■ **INPUT**
## Begin
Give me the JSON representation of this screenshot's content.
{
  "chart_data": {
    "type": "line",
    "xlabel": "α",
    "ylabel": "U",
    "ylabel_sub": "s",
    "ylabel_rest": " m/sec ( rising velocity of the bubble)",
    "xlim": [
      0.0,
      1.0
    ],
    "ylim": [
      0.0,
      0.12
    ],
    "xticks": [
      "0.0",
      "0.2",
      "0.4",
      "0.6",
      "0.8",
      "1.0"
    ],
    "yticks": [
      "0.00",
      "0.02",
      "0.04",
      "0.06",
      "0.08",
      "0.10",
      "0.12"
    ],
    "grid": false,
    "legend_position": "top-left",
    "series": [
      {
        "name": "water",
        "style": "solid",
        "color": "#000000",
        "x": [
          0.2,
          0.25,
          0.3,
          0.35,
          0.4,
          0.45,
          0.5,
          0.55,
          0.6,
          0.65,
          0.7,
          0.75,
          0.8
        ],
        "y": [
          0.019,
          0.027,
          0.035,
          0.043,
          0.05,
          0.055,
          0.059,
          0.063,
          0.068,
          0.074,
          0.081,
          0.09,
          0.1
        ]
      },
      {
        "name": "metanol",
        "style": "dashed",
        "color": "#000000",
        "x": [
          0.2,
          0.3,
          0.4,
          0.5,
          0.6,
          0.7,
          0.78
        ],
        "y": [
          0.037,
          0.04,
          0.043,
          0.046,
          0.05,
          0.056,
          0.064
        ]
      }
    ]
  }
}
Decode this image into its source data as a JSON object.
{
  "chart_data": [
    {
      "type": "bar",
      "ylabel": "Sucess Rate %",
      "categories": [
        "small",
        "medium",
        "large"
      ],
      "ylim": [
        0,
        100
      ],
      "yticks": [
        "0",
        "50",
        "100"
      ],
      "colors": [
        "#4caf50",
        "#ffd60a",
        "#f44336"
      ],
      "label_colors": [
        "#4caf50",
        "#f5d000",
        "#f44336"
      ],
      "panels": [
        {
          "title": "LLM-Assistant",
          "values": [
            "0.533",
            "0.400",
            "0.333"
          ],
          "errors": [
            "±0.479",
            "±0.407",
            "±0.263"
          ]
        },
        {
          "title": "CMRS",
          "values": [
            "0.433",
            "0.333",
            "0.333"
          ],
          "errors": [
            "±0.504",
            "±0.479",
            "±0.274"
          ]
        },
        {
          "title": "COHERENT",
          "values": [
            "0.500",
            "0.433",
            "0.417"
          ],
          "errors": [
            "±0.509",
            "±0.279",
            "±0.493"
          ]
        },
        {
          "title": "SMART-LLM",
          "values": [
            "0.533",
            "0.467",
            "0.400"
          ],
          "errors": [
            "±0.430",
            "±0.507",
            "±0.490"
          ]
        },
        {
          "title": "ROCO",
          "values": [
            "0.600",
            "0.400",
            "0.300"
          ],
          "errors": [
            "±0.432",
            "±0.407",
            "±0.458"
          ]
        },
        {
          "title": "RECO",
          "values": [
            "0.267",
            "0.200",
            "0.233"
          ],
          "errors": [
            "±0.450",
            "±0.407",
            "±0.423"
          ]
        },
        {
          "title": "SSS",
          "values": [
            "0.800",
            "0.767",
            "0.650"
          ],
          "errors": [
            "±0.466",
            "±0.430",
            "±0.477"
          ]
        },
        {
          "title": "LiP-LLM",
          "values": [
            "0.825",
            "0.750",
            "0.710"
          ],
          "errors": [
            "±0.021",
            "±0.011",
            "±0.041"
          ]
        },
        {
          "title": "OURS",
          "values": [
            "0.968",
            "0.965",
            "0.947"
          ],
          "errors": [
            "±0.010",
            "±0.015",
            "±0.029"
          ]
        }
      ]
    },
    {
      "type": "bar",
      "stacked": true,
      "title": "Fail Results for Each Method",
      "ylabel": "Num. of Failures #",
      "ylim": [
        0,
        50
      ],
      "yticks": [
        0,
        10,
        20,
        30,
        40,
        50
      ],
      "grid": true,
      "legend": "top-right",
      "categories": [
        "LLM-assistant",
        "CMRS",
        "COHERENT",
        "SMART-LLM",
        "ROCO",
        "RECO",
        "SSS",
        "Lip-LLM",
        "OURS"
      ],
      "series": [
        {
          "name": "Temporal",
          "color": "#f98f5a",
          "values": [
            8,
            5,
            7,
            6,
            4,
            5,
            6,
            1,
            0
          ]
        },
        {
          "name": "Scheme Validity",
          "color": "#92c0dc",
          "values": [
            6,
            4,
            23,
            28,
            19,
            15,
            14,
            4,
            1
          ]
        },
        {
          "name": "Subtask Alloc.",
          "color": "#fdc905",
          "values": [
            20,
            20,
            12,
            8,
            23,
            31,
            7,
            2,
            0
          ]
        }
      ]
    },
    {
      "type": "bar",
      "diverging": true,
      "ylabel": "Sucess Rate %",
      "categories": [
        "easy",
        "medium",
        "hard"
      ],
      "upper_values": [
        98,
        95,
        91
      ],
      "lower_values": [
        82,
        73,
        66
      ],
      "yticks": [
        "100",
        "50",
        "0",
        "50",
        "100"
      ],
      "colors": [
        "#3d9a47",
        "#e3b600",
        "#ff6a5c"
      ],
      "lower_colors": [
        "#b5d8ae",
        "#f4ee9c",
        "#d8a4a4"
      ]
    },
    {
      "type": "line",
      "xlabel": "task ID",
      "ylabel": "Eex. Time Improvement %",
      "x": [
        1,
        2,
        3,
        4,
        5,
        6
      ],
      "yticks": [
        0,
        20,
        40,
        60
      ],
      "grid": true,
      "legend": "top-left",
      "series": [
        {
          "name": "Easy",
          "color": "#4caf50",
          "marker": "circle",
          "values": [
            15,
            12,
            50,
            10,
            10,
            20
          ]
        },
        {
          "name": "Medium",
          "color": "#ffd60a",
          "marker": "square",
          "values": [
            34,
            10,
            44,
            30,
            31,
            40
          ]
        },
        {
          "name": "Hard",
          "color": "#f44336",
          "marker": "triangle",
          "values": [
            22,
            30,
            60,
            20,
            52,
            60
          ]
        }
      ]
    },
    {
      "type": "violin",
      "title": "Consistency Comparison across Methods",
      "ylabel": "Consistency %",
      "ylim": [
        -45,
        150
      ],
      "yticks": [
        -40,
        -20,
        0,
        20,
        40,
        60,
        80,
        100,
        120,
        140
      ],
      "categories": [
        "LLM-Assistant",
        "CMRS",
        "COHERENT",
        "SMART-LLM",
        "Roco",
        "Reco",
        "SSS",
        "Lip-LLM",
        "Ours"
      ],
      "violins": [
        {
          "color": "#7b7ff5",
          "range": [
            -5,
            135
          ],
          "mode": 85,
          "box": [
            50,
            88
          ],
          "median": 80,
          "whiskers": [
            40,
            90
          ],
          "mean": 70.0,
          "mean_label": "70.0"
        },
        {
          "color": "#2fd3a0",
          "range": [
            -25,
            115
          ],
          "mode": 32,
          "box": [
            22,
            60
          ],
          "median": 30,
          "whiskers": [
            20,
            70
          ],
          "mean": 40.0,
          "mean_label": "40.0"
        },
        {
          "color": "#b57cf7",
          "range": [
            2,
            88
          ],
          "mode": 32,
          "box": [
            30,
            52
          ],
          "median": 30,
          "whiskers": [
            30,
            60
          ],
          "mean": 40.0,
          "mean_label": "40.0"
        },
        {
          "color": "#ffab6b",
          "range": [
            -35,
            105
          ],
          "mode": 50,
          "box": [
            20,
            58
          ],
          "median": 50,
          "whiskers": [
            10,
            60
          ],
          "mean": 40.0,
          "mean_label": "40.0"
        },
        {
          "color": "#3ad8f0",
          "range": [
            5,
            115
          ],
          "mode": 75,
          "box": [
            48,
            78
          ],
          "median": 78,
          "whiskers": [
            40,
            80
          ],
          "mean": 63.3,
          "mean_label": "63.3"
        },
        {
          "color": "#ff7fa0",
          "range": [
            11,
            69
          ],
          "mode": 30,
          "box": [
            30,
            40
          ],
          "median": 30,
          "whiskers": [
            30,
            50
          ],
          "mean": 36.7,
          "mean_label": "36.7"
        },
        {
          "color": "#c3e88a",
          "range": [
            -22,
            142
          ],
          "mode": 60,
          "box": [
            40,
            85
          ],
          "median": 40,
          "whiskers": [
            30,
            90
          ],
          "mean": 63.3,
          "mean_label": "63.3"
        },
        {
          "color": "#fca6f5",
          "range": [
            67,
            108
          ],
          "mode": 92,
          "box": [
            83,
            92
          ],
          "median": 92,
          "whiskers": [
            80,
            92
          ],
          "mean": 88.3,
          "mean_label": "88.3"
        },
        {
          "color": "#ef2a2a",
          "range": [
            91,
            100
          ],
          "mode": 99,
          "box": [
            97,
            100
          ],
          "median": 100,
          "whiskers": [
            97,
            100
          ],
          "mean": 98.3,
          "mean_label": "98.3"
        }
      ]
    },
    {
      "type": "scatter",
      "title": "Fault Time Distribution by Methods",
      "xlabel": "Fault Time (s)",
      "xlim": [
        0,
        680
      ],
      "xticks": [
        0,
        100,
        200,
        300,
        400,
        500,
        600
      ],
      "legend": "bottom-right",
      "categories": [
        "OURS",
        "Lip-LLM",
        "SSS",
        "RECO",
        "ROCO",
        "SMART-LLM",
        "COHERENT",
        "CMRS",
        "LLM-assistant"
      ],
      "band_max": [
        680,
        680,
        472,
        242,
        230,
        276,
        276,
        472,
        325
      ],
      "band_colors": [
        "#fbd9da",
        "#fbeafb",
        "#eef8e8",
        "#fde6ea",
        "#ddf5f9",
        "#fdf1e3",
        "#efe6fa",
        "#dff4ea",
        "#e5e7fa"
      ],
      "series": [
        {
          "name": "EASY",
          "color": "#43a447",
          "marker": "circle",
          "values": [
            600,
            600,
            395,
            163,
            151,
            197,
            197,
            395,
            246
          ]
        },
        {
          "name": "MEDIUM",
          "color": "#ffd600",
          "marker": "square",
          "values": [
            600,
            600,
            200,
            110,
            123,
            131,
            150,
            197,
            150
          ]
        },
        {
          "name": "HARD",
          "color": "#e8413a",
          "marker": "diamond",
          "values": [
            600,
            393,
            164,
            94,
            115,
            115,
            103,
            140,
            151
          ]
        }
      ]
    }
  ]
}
## End
■ **REQUIRED TASK**
Compute the number of lines above that contain the string "Methods". Reply with that value only.

■ **WRITTEN RESPONSE**
2